**Brief**
Quote the entries in full, character for character, without their images.

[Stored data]
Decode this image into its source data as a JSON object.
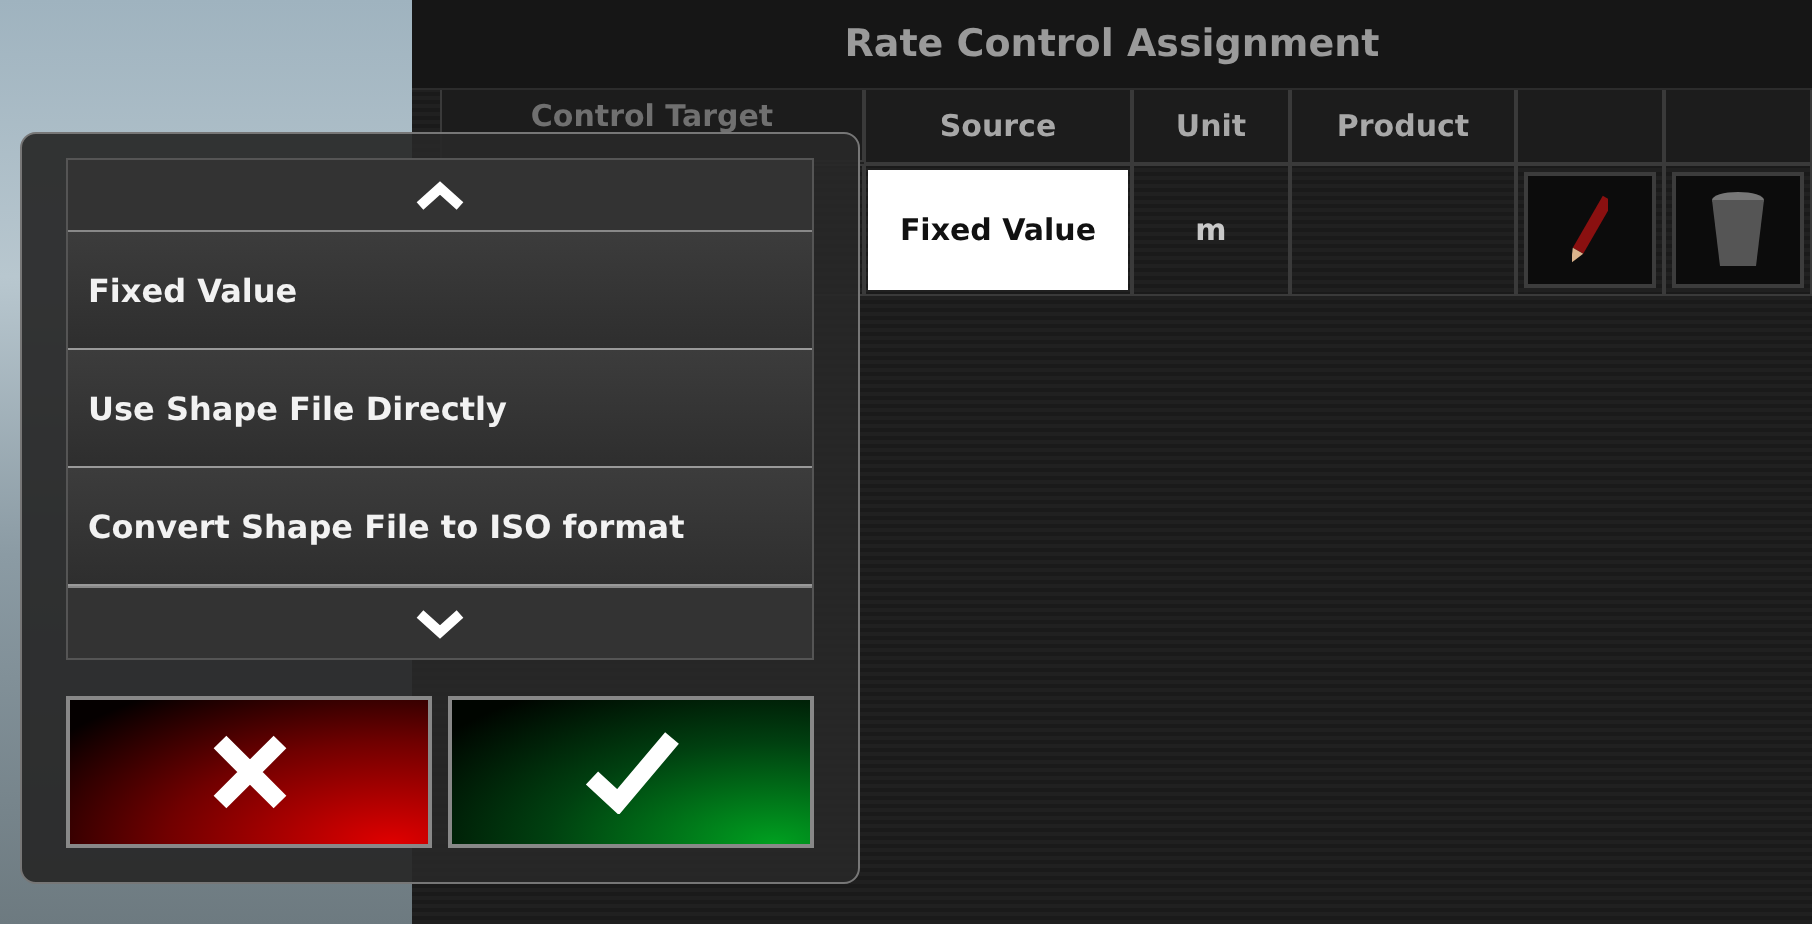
{
  "screen": {
    "title": "Rate Control Assignment"
  },
  "table": {
    "columns": [
      "Control Target",
      "Source",
      "Unit",
      "Product"
    ],
    "rows": [
      {
        "source": "Fixed Value",
        "unit": "m"
      }
    ]
  },
  "picker": {
    "options": [
      "Fixed Value",
      "Use Shape File Directly",
      "Convert Shape File to ISO format"
    ]
  }
}
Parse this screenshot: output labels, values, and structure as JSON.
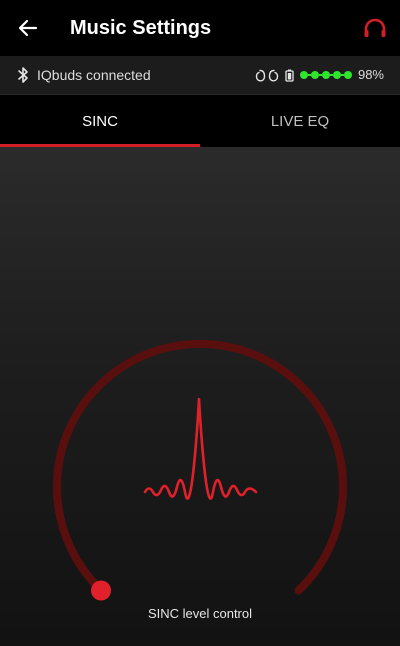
{
  "header": {
    "title": "Music Settings",
    "back_icon": "arrow-left-icon",
    "headphone_icon": "headphones-icon",
    "accent_color": "#d21f26"
  },
  "status": {
    "bluetooth_icon": "bluetooth-icon",
    "text": "IQbuds connected",
    "battery_percent": "98%",
    "battery_level": 0.98,
    "battery_color": "#2ee62e"
  },
  "tabs": [
    {
      "label": "SINC",
      "active": true
    },
    {
      "label": "LIVE EQ",
      "active": false
    }
  ],
  "sinc": {
    "label": "SINC level control",
    "level": 0.0,
    "icon": "sinc-wave-icon",
    "track_color": "#5a0f0f",
    "knob_color": "#e0212b"
  }
}
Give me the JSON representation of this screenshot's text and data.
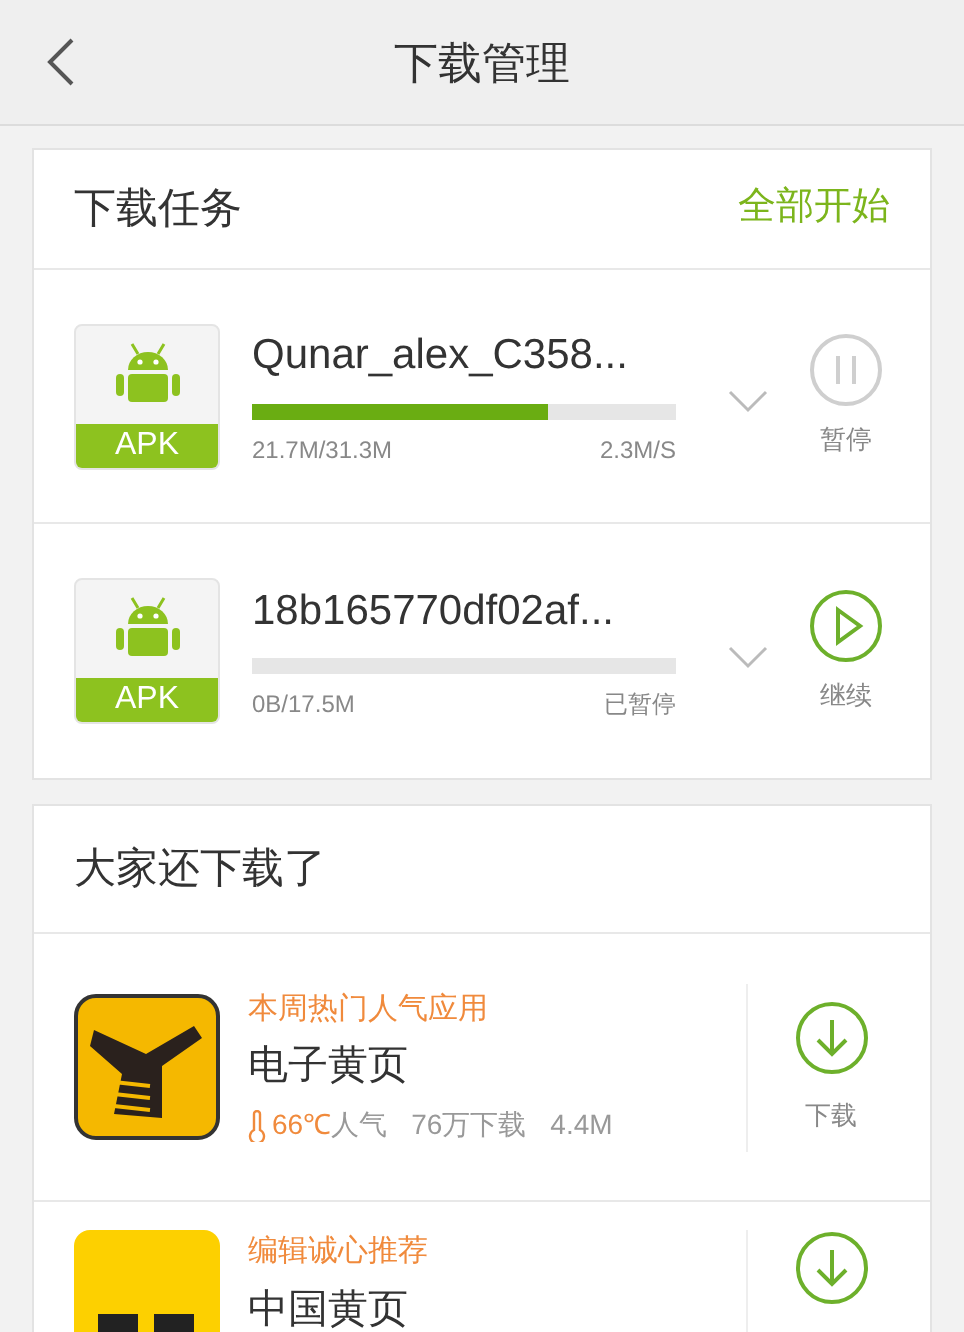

**Task response**
Decode this image into its source data as a JSON object.
{
  "screen": {
    "title": "Rate Control Assignment"
  },
  "table": {
    "columns": [
      "Control Target",
      "Source",
      "Unit",
      "Product"
    ],
    "rows": [
      {
        "source": "Fixed Value",
        "unit": "m"
      }
    ]
  },
  "picker": {
    "options": [
      "Fixed Value",
      "Use Shape File Directly",
      "Convert Shape File to ISO format"
    ]
  }
}
Parse this screenshot: output labels, values, and structure as JSON.
{
  "header": {
    "title": "Music Settings",
    "back_icon": "arrow-left-icon",
    "headphone_icon": "headphones-icon",
    "accent_color": "#d21f26"
  },
  "status": {
    "bluetooth_icon": "bluetooth-icon",
    "text": "IQbuds connected",
    "battery_percent": "98%",
    "battery_level": 0.98,
    "battery_color": "#2ee62e"
  },
  "tabs": [
    {
      "label": "SINC",
      "active": true
    },
    {
      "label": "LIVE EQ",
      "active": false
    }
  ],
  "sinc": {
    "label": "SINC level control",
    "level": 0.0,
    "icon": "sinc-wave-icon",
    "track_color": "#5a0f0f",
    "knob_color": "#e0212b"
  }
}
Give me the JSON representation of this screenshot's text and data.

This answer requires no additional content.